BEGIN Excerpt to read

The term ‘working capital’ gets thrown around a lot, but what does it actually mean? Working capital measures a business’s ability to pay off its current liabilities with its current assets. It plays a large role in a company’s success and affects several aspects of a business, including funding inventory and planning for long-term growth.
To make sure your company’s working capital is up to par, it’s critical to understand what it means, how to calculate it, and why it’s important to the success of your business. In our guide, we cover all of the above, including when it’s OK to have negative working capital. Click here to jump to the infographic for a quick overview of working capital.
What is Working Capital?
Working capital, also referred to as net working capital (NWC), is the difference between a company’s current assets (what the business owns) and current liabilities (what the business owes). It’s a way to measure a company’s short-term financial health, operational efficiency, and liquidity. Working capital tells creditors whether a company is able to pay off their debts in a year. Current assets are tangible and intangible goods a company owns that can be turned into cash. This includes checking and savings accounts, accounts receivable, inventory, bonds, mutual funds, and stocks.
Current liabilities are any debts and expenses the company has incurred within a year (or one business cycle). This includes everything from rent, utilities, and supplies to accounts payable, accrued income taxes, salaries, and dividends payable.
When a company’s current assets exceed current liabilities, they have positive working capital. If a company has considerable positive working capital, then it has the potential to grow. When a company has the same amount of current assets and current liabilities, it is referred to as zero working capital. This is most prominent in demand-based organizations, where there is little to no inventory.
How Do You Calculate Working Capital?
The formula for calculating working capital is a company’s current assets minus its current liabilities. This measures short-term liquidity and the ability to pay off short-term debts within one year.
Current Assets - Current Liabilities = Working Capital
Working capital can also be determined by finding the current ratio. The current ratio is a company’s current assets divided by its current liabilities.
Current Assets / Current Liabilities = Current Ratio
Here’s an example:
A commercial construction company has $450,000 in assets and $312,000 in liabilities.
450,000 / 312,000 = 1.44
The higher the ratio, the better. However, this number will depend on the industry average. Aim for a current ratio that is in line with the industry average or a little higher. While a lower ratio can indicate risk, a ratio way above the industry average can indicate irresponsible use of assets.
How Much Working Capital Does a Company Need?
The amount of working capital a business needs is subjective to the industry and type of business. Different types of businesses need different degrees of working capital to operate efficiently. However, a healthy business should have an ample amount of current assets to pay off current liabilities.

END Excerpt to read
BEGIN Data entries

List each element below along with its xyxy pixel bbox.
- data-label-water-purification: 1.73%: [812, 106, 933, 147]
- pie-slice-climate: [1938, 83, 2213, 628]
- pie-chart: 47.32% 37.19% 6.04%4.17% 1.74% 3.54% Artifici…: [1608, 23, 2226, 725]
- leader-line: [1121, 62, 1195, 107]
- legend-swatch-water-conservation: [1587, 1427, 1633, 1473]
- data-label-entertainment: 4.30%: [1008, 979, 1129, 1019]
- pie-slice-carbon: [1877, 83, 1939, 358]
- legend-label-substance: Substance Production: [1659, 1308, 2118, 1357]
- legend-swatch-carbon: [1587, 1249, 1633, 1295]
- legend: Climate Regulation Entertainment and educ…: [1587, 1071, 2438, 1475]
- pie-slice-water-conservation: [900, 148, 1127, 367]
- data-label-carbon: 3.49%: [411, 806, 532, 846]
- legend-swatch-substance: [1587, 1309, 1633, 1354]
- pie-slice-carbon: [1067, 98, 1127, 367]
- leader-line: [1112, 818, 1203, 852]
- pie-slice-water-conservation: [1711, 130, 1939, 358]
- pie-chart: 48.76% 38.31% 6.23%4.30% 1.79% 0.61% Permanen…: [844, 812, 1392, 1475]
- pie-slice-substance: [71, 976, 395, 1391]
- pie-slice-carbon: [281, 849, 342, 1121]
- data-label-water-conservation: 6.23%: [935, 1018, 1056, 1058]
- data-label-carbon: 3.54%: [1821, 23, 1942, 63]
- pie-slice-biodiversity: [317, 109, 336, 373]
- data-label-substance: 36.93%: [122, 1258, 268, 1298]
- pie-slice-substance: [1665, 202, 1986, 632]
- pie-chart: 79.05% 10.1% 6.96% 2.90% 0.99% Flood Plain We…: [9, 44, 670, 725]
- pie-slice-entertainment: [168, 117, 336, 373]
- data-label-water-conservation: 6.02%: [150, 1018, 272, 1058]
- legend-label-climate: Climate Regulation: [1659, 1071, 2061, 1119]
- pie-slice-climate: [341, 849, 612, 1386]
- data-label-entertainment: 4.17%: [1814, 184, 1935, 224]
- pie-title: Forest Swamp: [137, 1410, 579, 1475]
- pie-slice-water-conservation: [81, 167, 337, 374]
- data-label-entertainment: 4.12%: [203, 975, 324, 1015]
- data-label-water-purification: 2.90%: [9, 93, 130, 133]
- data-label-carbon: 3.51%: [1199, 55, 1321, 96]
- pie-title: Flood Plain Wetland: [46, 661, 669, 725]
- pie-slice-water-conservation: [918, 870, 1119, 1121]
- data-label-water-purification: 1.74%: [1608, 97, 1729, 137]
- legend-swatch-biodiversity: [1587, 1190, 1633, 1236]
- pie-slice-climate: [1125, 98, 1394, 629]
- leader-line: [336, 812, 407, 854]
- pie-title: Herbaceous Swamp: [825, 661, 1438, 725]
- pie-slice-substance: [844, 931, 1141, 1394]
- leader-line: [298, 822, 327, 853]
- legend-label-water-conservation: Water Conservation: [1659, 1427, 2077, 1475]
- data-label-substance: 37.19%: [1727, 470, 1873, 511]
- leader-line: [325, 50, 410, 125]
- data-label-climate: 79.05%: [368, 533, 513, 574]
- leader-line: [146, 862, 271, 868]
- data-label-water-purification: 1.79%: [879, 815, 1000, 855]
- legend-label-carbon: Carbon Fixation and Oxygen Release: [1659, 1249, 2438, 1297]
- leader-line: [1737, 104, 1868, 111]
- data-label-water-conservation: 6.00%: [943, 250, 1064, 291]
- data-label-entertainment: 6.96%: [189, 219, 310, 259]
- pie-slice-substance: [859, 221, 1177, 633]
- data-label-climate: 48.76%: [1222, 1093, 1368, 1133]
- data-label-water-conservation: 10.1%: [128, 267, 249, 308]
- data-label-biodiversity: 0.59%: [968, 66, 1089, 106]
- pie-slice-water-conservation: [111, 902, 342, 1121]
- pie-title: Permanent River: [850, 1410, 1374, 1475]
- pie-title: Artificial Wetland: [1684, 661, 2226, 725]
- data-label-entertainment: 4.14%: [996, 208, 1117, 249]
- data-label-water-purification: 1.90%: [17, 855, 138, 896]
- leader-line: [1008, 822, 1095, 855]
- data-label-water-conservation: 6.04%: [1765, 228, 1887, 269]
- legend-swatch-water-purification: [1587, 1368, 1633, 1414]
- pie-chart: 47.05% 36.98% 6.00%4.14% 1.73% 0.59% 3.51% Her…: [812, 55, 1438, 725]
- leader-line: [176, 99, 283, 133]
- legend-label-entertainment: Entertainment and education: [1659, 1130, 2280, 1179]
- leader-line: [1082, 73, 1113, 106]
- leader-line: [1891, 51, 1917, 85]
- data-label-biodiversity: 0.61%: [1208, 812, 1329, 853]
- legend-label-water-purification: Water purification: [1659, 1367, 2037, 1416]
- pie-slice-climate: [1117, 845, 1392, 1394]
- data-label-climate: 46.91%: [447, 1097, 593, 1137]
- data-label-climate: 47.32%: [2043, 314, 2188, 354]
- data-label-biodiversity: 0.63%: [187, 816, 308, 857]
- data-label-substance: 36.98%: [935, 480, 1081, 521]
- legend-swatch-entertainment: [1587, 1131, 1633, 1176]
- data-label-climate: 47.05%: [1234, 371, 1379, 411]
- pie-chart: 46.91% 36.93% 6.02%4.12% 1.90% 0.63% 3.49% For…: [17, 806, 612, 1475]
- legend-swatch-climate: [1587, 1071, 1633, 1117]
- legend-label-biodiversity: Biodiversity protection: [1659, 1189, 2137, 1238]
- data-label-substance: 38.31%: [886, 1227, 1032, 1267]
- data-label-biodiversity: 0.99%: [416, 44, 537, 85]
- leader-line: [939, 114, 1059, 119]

END Data entries

- What you need to do
List every example of a current liability that the working capital guide gives.

- Result for this task
Rent, utilities, supplies, accounts payable, accrued income taxes, salaries, and dividends payable.